:: Provided material

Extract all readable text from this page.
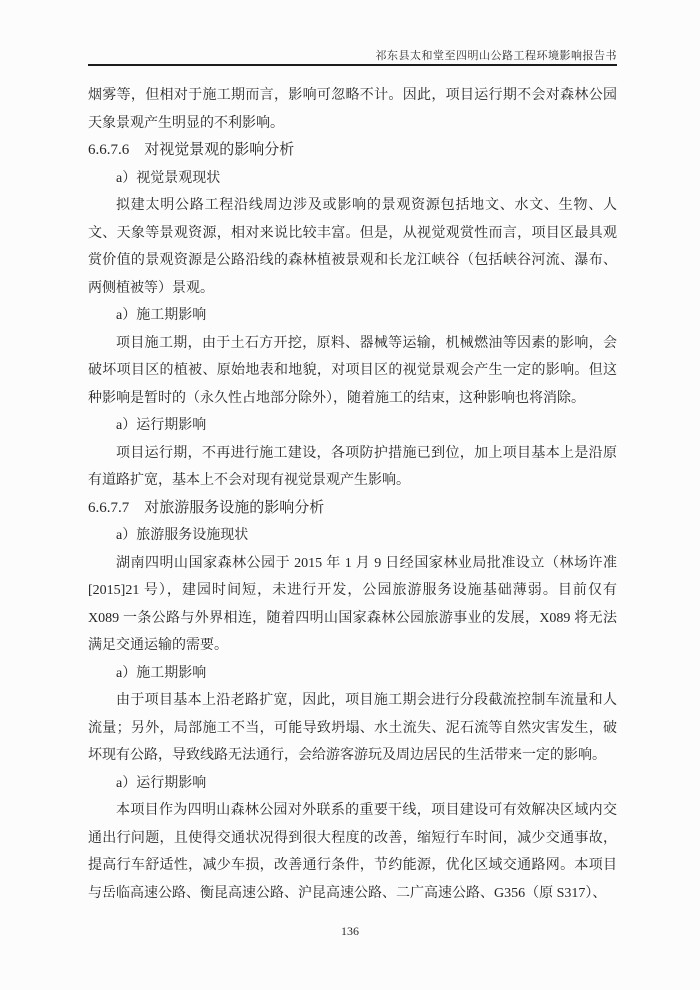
祁东县太和堂至四明山公路工程环境影响报告书

烟雾等，但相对于施工期而言，影响可忽略不计。因此，项目运行期不会对森林公园天象景观产生明显的不利影响。

6.6.7.6　对视觉景观的影响分析

a）视觉景观现状

拟建太明公路工程沿线周边涉及或影响的景观资源包括地文、水文、生物、人文、天象等景观资源，相对来说比较丰富。但是，从视觉观赏性而言，项目区最具观赏价值的景观资源是公路沿线的森林植被景观和长龙江峡谷（包括峡谷河流、瀑布、两侧植被等）景观。

a）施工期影响

项目施工期，由于土石方开挖，原料、器械等运输，机械燃油等因素的影响，会破坏项目区的植被、原始地表和地貌，对项目区的视觉景观会产生一定的影响。但这种影响是暂时的（永久性占地部分除外），随着施工的结束，这种影响也将消除。

a）运行期影响

项目运行期，不再进行施工建设，各项防护措施已到位，加上项目基本上是沿原有道路扩宽，基本上不会对现有视觉景观产生影响。

6.6.7.7　对旅游服务设施的影响分析

a）旅游服务设施现状

湖南四明山国家森林公园于 2015 年 1 月 9 日经国家林业局批准设立（林场许准[2015]21 号），建园时间短，未进行开发，公园旅游服务设施基础薄弱。目前仅有 X089 一条公路与外界相连，随着四明山国家森林公园旅游事业的发展，X089 将无法满足交通运输的需要。

a）施工期影响

由于项目基本上沿老路扩宽，因此，项目施工期会进行分段截流控制车流量和人流量；另外，局部施工不当，可能导致坍塌、水土流失、泥石流等自然灾害发生，破坏现有公路，导致线路无法通行，会给游客游玩及周边居民的生活带来一定的影响。

a）运行期影响

本项目作为四明山森林公园对外联系的重要干线，项目建设可有效解决区域内交通出行问题，且使得交通状况得到很大程度的改善，缩短行车时间，减少交通事故，提高行车舒适性，减少车损，改善通行条件，节约能源，优化区域交通路网。本项目与岳临高速公路、衡昆高速公路、沪昆高速公路、二广高速公路、G356（原 S317）、

136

::::

— Problem details —
Take the records above and transcribe them exactly, dropping every picture.

— Exercise output —
Extract all readable text from this page.
祁东县太和堂至四明山公路工程环境影响报告书

烟雾等，但相对于施工期而言，影响可忽略不计。因此，项目运行期不会对森林公园天象景观产生明显的不利影响。

6.6.7.6　对视觉景观的影响分析

a）视觉景观现状

拟建太明公路工程沿线周边涉及或影响的景观资源包括地文、水文、生物、人文、天象等景观资源，相对来说比较丰富。但是，从视觉观赏性而言，项目区最具观赏价值的景观资源是公路沿线的森林植被景观和长龙江峡谷（包括峡谷河流、瀑布、两侧植被等）景观。

a）施工期影响

项目施工期，由于土石方开挖，原料、器械等运输，机械燃油等因素的影响，会破坏项目区的植被、原始地表和地貌，对项目区的视觉景观会产生一定的影响。但这种影响是暂时的（永久性占地部分除外），随着施工的结束，这种影响也将消除。

a）运行期影响

项目运行期，不再进行施工建设，各项防护措施已到位，加上项目基本上是沿原有道路扩宽，基本上不会对现有视觉景观产生影响。

6.6.7.7　对旅游服务设施的影响分析

a）旅游服务设施现状

湖南四明山国家森林公园于 2015 年 1 月 9 日经国家林业局批准设立（林场许准[2015]21 号），建园时间短，未进行开发，公园旅游服务设施基础薄弱。目前仅有 X089 一条公路与外界相连，随着四明山国家森林公园旅游事业的发展，X089 将无法满足交通运输的需要。

a）施工期影响

由于项目基本上沿老路扩宽，因此，项目施工期会进行分段截流控制车流量和人流量；另外，局部施工不当，可能导致坍塌、水土流失、泥石流等自然灾害发生，破坏现有公路，导致线路无法通行，会给游客游玩及周边居民的生活带来一定的影响。

a）运行期影响

本项目作为四明山森林公园对外联系的重要干线，项目建设可有效解决区域内交通出行问题，且使得交通状况得到很大程度的改善，缩短行车时间，减少交通事故，提高行车舒适性，减少车损，改善通行条件，节约能源，优化区域交通路网。本项目与岳临高速公路、衡昆高速公路、沪昆高速公路、二广高速公路、G356（原 S317）、

136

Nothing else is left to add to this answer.